- **WHAT THE EXERCISE ASKS**: Using the listing beneath this task, count the lines with the word "Germany" and write only the result.

Start RECORDS FOR PROCESSING

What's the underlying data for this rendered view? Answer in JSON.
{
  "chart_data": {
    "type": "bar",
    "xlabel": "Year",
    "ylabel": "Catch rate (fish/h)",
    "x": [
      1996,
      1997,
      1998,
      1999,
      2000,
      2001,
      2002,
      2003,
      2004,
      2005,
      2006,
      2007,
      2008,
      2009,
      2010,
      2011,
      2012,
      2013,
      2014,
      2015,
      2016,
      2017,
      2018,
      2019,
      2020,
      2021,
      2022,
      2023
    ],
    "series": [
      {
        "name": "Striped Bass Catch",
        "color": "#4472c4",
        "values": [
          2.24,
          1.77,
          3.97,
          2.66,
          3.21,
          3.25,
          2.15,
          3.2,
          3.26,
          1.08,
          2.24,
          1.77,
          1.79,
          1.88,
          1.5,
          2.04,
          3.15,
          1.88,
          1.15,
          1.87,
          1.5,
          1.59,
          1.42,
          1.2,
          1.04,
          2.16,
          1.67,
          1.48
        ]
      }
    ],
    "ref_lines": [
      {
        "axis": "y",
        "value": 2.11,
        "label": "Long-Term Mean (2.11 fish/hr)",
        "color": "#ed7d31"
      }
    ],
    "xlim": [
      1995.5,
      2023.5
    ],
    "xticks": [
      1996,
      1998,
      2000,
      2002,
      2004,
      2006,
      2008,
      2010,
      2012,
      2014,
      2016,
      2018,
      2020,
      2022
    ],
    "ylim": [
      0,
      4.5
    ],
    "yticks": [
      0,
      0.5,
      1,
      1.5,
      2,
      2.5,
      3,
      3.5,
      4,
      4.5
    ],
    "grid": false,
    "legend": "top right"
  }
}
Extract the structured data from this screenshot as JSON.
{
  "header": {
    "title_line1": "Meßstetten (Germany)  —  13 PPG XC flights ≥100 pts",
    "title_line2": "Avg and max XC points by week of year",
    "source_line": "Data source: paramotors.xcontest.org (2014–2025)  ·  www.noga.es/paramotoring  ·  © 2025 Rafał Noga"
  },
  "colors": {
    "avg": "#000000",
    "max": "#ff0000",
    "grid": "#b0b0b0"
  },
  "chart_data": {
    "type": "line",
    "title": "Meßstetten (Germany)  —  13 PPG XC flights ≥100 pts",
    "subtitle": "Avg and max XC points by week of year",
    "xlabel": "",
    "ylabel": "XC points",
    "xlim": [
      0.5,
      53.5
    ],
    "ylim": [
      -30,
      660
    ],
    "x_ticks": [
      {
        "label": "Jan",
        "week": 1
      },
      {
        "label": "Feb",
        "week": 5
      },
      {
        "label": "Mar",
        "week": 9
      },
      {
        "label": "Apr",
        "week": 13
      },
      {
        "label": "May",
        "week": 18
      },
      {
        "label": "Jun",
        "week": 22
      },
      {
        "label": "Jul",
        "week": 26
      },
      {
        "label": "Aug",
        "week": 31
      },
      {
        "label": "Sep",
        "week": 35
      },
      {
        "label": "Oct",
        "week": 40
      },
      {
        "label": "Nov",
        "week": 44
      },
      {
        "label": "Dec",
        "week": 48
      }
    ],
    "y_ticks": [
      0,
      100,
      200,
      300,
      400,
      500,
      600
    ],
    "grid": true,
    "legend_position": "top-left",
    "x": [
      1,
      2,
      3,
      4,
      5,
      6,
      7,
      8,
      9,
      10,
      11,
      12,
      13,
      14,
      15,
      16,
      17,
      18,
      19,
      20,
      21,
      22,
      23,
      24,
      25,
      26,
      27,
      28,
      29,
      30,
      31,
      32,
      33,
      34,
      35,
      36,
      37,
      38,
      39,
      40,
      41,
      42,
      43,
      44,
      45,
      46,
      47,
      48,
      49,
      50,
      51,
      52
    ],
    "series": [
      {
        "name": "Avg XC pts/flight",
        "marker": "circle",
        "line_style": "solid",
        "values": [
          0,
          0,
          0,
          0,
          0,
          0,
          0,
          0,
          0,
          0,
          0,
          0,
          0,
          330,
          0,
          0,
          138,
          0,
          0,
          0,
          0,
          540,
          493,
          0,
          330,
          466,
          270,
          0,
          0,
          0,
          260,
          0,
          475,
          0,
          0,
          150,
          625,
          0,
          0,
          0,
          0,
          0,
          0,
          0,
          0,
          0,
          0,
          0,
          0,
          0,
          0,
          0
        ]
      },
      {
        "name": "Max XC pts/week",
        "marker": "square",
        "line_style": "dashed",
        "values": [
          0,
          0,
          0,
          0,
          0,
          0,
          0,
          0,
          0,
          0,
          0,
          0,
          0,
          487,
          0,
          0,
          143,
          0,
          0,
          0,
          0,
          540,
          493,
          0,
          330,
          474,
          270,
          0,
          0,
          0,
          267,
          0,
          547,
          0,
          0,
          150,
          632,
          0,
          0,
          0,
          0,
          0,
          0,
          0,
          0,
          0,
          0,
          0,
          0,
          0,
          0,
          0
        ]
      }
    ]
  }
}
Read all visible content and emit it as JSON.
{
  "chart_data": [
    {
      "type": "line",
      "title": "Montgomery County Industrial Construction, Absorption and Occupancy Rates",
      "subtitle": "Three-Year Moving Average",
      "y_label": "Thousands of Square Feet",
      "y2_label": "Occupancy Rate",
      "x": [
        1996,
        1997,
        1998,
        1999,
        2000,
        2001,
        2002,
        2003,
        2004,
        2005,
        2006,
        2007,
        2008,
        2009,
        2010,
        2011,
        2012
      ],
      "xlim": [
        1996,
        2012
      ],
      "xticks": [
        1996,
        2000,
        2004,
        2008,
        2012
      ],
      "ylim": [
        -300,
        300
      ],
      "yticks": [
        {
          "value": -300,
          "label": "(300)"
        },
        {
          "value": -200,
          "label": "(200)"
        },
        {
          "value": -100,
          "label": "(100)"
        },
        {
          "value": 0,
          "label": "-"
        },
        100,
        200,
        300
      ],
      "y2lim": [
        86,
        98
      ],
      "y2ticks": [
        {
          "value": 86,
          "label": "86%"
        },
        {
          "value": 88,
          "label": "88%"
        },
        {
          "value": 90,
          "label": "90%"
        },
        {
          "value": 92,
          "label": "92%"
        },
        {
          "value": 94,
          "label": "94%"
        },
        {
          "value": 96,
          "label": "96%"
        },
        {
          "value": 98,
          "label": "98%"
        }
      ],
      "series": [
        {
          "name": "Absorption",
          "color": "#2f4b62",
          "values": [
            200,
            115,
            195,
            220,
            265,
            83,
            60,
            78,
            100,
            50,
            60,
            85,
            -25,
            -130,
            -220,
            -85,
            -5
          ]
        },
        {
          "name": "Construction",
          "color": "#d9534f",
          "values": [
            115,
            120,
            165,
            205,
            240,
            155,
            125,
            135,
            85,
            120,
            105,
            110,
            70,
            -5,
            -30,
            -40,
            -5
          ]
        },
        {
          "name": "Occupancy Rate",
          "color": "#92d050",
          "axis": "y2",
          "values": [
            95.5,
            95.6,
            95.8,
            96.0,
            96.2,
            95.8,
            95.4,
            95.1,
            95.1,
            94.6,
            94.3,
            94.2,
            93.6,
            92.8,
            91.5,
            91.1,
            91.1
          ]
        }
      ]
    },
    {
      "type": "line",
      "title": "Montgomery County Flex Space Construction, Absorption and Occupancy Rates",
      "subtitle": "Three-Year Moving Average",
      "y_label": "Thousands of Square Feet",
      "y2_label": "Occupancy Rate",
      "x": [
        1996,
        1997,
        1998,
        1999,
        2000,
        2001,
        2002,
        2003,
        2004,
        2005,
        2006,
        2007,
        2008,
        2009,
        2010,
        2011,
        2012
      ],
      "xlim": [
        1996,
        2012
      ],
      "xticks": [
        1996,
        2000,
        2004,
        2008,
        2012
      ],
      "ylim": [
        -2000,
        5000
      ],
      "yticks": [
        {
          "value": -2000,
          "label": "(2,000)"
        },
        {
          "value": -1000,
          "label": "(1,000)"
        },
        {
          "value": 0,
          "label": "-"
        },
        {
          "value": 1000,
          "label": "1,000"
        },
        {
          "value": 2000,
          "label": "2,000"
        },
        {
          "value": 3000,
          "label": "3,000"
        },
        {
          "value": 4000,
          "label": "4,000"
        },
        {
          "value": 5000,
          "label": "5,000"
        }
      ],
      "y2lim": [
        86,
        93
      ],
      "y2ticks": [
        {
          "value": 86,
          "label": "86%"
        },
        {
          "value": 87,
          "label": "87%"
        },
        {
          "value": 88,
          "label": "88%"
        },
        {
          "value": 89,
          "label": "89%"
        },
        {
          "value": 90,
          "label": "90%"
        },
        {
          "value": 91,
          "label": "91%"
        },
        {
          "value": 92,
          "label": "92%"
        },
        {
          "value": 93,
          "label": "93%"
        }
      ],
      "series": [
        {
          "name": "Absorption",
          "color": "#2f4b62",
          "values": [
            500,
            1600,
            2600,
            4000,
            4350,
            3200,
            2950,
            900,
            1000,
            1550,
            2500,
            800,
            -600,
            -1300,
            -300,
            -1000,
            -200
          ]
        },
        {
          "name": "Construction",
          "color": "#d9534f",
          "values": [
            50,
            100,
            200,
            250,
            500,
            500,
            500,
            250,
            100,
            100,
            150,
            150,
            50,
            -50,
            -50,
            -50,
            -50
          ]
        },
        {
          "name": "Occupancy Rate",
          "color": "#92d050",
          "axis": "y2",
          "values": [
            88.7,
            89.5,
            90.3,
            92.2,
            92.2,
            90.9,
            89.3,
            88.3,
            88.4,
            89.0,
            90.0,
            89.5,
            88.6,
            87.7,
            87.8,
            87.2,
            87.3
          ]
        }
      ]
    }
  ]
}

End RECORDS FOR PROCESSING

- **REPLY**: 2